··· Listed records ···

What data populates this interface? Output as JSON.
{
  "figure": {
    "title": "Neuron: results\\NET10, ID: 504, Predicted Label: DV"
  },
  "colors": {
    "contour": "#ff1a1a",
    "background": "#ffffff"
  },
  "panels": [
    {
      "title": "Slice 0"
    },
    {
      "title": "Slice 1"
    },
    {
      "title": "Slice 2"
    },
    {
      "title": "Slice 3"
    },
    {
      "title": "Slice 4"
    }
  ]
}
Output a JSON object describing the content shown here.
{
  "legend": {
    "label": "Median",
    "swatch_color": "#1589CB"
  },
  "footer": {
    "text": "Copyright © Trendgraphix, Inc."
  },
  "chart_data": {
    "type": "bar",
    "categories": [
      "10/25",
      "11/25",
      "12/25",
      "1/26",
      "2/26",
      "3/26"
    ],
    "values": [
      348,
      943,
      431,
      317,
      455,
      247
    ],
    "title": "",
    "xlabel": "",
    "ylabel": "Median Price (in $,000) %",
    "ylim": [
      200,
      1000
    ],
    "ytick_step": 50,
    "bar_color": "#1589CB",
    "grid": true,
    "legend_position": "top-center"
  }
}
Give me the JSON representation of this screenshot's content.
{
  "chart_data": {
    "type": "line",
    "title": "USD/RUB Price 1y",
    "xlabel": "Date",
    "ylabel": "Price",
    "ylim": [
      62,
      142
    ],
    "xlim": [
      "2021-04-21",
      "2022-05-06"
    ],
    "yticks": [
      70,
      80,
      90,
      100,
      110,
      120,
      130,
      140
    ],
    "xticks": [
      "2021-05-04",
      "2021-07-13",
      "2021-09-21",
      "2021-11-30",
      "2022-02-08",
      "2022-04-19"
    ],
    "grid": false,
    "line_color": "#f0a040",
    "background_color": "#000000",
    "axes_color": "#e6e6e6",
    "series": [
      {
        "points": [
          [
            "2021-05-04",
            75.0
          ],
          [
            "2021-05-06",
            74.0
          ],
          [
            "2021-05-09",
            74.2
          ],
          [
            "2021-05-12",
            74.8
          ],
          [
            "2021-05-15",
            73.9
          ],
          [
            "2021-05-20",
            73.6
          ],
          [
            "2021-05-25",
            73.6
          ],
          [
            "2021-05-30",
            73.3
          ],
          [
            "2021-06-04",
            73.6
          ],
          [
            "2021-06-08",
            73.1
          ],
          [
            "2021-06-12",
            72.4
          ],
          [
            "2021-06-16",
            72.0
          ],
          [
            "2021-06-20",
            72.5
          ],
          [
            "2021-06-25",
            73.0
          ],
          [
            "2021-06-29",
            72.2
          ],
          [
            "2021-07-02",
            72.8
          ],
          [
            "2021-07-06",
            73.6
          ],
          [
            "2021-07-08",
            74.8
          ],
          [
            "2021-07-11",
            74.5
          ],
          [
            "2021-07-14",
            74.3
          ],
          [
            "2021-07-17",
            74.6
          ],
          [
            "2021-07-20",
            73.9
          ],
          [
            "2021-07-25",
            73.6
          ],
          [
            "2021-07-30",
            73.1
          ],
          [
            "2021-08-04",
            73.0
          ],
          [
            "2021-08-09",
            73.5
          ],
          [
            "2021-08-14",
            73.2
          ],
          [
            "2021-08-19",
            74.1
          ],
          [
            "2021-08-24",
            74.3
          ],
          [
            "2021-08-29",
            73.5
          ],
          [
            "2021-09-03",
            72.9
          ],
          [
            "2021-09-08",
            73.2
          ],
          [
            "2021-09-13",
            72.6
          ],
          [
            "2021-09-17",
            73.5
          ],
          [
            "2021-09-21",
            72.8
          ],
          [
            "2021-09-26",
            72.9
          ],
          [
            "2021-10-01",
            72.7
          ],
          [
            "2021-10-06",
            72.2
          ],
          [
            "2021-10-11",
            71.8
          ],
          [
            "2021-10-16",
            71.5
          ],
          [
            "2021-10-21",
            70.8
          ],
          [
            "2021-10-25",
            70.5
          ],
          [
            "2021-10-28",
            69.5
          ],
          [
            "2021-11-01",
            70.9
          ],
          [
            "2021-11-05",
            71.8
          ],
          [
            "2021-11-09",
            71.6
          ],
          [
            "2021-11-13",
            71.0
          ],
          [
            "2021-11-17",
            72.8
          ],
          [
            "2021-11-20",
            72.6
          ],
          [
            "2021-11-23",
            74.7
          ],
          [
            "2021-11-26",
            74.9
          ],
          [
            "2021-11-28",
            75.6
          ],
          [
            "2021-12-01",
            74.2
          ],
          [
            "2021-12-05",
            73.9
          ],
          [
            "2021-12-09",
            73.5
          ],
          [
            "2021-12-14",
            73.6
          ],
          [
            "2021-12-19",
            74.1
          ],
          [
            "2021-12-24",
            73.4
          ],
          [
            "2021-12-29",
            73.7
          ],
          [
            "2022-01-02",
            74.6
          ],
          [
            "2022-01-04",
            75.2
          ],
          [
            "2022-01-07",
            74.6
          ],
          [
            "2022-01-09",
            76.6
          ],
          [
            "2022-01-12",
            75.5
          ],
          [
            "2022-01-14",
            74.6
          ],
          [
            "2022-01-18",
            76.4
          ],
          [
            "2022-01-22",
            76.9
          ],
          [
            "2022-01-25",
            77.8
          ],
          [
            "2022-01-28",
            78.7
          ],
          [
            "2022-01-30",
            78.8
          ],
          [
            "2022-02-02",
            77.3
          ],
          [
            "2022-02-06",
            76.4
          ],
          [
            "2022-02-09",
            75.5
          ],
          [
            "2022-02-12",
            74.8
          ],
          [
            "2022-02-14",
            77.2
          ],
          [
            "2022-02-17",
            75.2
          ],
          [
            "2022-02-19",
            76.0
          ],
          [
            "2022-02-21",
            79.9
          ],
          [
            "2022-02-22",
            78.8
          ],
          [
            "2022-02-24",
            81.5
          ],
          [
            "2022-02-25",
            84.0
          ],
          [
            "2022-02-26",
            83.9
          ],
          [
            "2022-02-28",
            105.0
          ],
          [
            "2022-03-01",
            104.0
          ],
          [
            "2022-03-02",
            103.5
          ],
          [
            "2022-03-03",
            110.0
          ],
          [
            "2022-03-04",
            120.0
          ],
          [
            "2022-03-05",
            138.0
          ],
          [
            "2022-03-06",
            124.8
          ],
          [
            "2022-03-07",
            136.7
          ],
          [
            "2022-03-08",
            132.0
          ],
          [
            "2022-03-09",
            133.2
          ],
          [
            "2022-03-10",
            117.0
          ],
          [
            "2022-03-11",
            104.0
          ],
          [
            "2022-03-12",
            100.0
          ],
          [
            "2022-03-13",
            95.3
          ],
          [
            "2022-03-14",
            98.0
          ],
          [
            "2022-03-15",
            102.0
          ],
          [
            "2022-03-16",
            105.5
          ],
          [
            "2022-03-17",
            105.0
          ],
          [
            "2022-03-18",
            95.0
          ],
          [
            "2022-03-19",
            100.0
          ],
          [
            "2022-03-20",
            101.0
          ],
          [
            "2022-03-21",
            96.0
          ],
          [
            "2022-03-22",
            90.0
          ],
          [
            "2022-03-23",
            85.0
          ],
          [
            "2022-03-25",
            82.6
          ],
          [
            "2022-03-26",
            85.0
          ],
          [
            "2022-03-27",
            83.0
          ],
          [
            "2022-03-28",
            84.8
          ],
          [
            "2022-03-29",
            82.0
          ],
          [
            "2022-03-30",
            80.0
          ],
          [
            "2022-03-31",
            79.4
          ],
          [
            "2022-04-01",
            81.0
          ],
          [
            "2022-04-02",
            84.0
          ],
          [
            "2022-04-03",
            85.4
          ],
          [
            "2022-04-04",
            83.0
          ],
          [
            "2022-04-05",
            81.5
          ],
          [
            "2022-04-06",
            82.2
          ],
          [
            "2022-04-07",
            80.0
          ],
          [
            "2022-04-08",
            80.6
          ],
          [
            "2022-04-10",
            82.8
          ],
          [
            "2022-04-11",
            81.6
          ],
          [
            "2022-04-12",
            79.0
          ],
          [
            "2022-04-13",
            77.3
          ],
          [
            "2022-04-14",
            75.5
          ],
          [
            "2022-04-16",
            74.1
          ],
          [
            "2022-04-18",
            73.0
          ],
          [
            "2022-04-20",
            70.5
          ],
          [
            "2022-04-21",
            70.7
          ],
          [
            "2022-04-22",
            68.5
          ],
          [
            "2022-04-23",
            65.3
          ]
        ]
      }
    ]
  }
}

···

**Job**
Each line holding the word "Median" counts once; report the total and nothing else.

**Written solution**
2